● Exercise description
Every line of the records must be repeated exactly; pictures stay out.
++++++++
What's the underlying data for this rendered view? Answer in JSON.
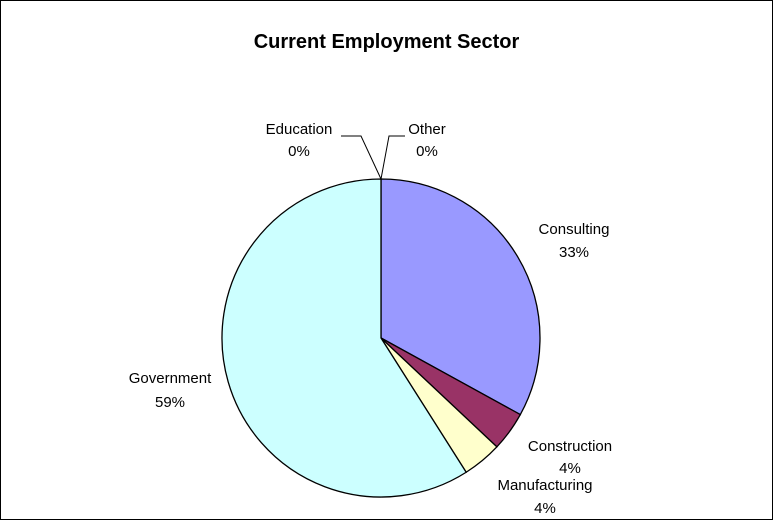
{
  "chart_data": {
    "type": "pie",
    "title": "Current Employment Sector",
    "slices": [
      {
        "label": "Consulting",
        "pct_label": "33%",
        "value": 33,
        "color": "#9999ff"
      },
      {
        "label": "Construction",
        "pct_label": "4%",
        "value": 4,
        "color": "#993366"
      },
      {
        "label": "Manufacturing",
        "pct_label": "4%",
        "value": 4,
        "color": "#ffffcc"
      },
      {
        "label": "Government",
        "pct_label": "59%",
        "value": 59,
        "color": "#ccffff"
      },
      {
        "label": "Education",
        "pct_label": "0%",
        "value": 0,
        "color": "#660066"
      },
      {
        "label": "Other",
        "pct_label": "0%",
        "value": 0,
        "color": "#ff8080"
      }
    ],
    "legend": "none",
    "start": "12 o'clock",
    "direction": "clockwise"
  }
}
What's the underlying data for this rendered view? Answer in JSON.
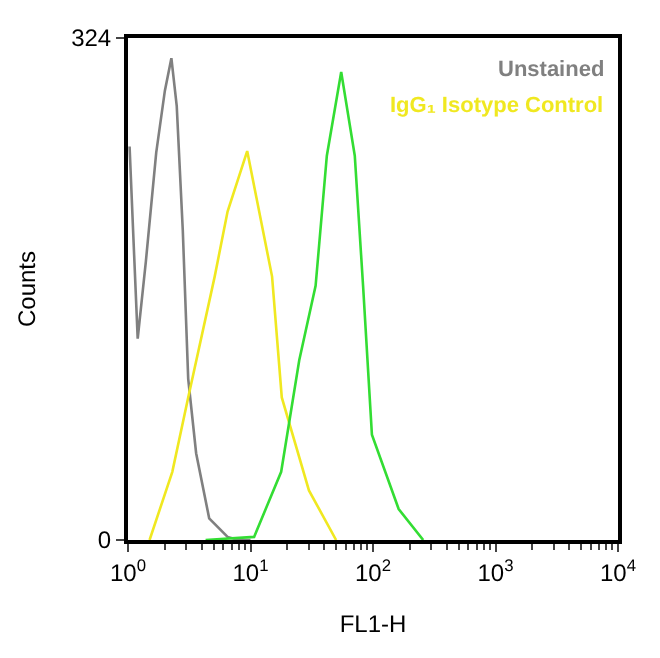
{
  "chart_data": {
    "type": "line",
    "xlabel": "FL1-H",
    "ylabel": "Counts",
    "log": "x",
    "xlim": [
      1,
      10000
    ],
    "ylim": [
      0,
      324
    ],
    "xticks": [
      {
        "value": 1,
        "label": "10$^{0}$"
      },
      {
        "value": 10,
        "label": "10$^{1}$"
      },
      {
        "value": 100,
        "label": "10$^{2}$"
      },
      {
        "value": 1000,
        "label": "10$^{3}$"
      },
      {
        "value": 10000,
        "label": "10$^{4}$"
      }
    ],
    "yticks": [
      0,
      324
    ],
    "legend": "top right",
    "series": [
      {
        "name": "Unstained",
        "color": "#808080",
        "x": [
          1.03,
          1.1,
          1.2,
          1.4,
          1.7,
          2.0,
          2.26,
          2.5,
          2.8,
          3.1,
          3.6,
          4.6,
          6.5,
          8,
          10
        ],
        "values": [
          254,
          200,
          130,
          180,
          250,
          290,
          311,
          280,
          200,
          104,
          56,
          14,
          2,
          0,
          0
        ]
      },
      {
        "name": "IgG₁ Isotype Control",
        "color": "#f0e820",
        "x": [
          1.5,
          2.3,
          3.1,
          5.1,
          6.5,
          9.4,
          15,
          18,
          30,
          50
        ],
        "values": [
          0,
          44,
          92,
          170,
          212,
          251,
          170,
          92,
          32,
          0
        ]
      },
      {
        "color": "#33dd33",
        "x": [
          4.3,
          10.7,
          17.8,
          25,
          34,
          42,
          55,
          71,
          83,
          98,
          162,
          257
        ],
        "values": [
          0,
          2,
          44,
          116,
          164,
          248,
          302,
          248,
          164,
          68,
          20,
          0
        ]
      }
    ]
  }
}
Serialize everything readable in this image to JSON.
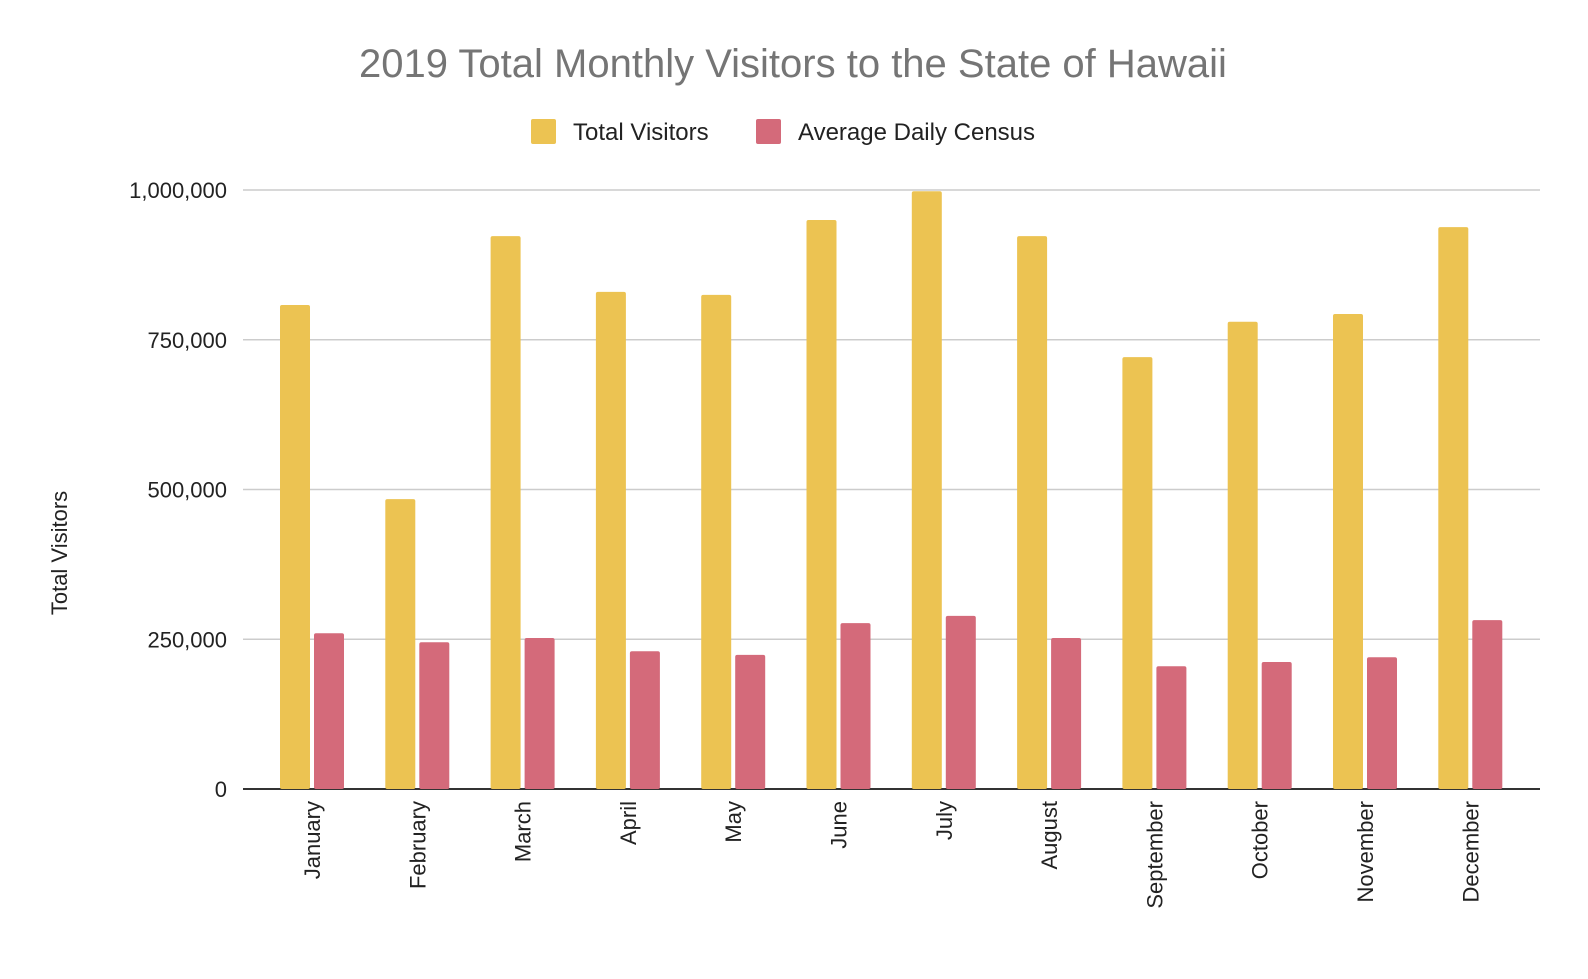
{
  "chart_data": {
    "type": "bar",
    "title": "2019 Total Monthly Visitors to the State of Hawaii",
    "xlabel": "",
    "ylabel": "Total Visitors",
    "ylim": [
      0,
      1000000
    ],
    "yticks": [
      0,
      250000,
      500000,
      750000,
      1000000
    ],
    "ytick_labels": [
      "0",
      "250,000",
      "500,000",
      "750,000",
      "1,000,000"
    ],
    "grid": true,
    "legend_position": "top",
    "categories": [
      "January",
      "February",
      "March",
      "April",
      "May",
      "June",
      "July",
      "August",
      "September",
      "October",
      "November",
      "December"
    ],
    "series": [
      {
        "name": "Total Visitors",
        "color": "#ECC352",
        "values": [
          808000,
          484000,
          923000,
          830000,
          825000,
          950000,
          998000,
          923000,
          721000,
          780000,
          793000,
          938000
        ]
      },
      {
        "name": "Average Daily Census",
        "color": "#D46A7A",
        "values": [
          260000,
          245000,
          252000,
          230000,
          224000,
          277000,
          289000,
          252000,
          205000,
          212000,
          220000,
          282000
        ]
      }
    ]
  }
}
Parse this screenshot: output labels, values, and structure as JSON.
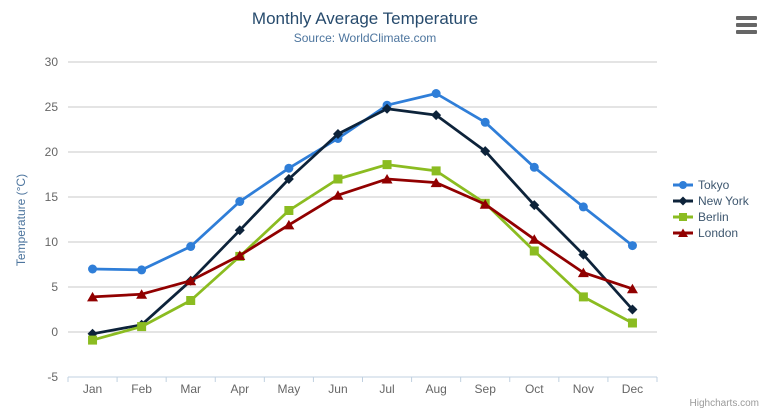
++++++++
● Finished exercise
What's the underlying data for this rendered view? Answer in JSON.
{
  "chart_data": {
    "type": "pie",
    "title": "Current Employment Sector",
    "slices": [
      {
        "label": "Consulting",
        "pct_label": "33%",
        "value": 33,
        "color": "#9999ff"
      },
      {
        "label": "Construction",
        "pct_label": "4%",
        "value": 4,
        "color": "#993366"
      },
      {
        "label": "Manufacturing",
        "pct_label": "4%",
        "value": 4,
        "color": "#ffffcc"
      },
      {
        "label": "Government",
        "pct_label": "59%",
        "value": 59,
        "color": "#ccffff"
      },
      {
        "label": "Education",
        "pct_label": "0%",
        "value": 0,
        "color": "#660066"
      },
      {
        "label": "Other",
        "pct_label": "0%",
        "value": 0,
        "color": "#ff8080"
      }
    ],
    "legend": "none",
    "start": "12 o'clock",
    "direction": "clockwise"
  }
}
What's the underlying data for this rendered view? Answer in JSON.
{
  "chart_data": {
    "type": "line",
    "xlabel": "FL1-H",
    "ylabel": "Counts",
    "log": "x",
    "xlim": [
      1,
      10000
    ],
    "ylim": [
      0,
      324
    ],
    "xticks": [
      {
        "value": 1,
        "label": "10$^{0}$"
      },
      {
        "value": 10,
        "label": "10$^{1}$"
      },
      {
        "value": 100,
        "label": "10$^{2}$"
      },
      {
        "value": 1000,
        "label": "10$^{3}$"
      },
      {
        "value": 10000,
        "label": "10$^{4}$"
      }
    ],
    "yticks": [
      0,
      324
    ],
    "legend": "top right",
    "series": [
      {
        "name": "Unstained",
        "color": "#808080",
        "x": [
          1.03,
          1.1,
          1.2,
          1.4,
          1.7,
          2.0,
          2.26,
          2.5,
          2.8,
          3.1,
          3.6,
          4.6,
          6.5,
          8,
          10
        ],
        "values": [
          254,
          200,
          130,
          180,
          250,
          290,
          311,
          280,
          200,
          104,
          56,
          14,
          2,
          0,
          0
        ]
      },
      {
        "name": "IgG₁ Isotype Control",
        "color": "#f0e820",
        "x": [
          1.5,
          2.3,
          3.1,
          5.1,
          6.5,
          9.4,
          15,
          18,
          30,
          50
        ],
        "values": [
          0,
          44,
          92,
          170,
          212,
          251,
          170,
          92,
          32,
          0
        ]
      },
      {
        "color": "#33dd33",
        "x": [
          4.3,
          10.7,
          17.8,
          25,
          34,
          42,
          55,
          71,
          83,
          98,
          162,
          257
        ],
        "values": [
          0,
          2,
          44,
          116,
          164,
          248,
          302,
          248,
          164,
          68,
          20,
          0
        ]
      }
    ]
  }
}
Serialize everything readable in this image to JSON.
{
  "chart_data": {
    "type": "bar",
    "title": "2019 Total Monthly Visitors to the State of Hawaii",
    "xlabel": "",
    "ylabel": "Total Visitors",
    "ylim": [
      0,
      1000000
    ],
    "yticks": [
      0,
      250000,
      500000,
      750000,
      1000000
    ],
    "ytick_labels": [
      "0",
      "250,000",
      "500,000",
      "750,000",
      "1,000,000"
    ],
    "grid": true,
    "legend_position": "top",
    "categories": [
      "January",
      "February",
      "March",
      "April",
      "May",
      "June",
      "July",
      "August",
      "September",
      "October",
      "November",
      "December"
    ],
    "series": [
      {
        "name": "Total Visitors",
        "color": "#ECC352",
        "values": [
          808000,
          484000,
          923000,
          830000,
          825000,
          950000,
          998000,
          923000,
          721000,
          780000,
          793000,
          938000
        ]
      },
      {
        "name": "Average Daily Census",
        "color": "#D46A7A",
        "values": [
          260000,
          245000,
          252000,
          230000,
          224000,
          277000,
          289000,
          252000,
          205000,
          212000,
          220000,
          282000
        ]
      }
    ]
  }
}
Parse this screenshot: output labels, values, and structure as JSON.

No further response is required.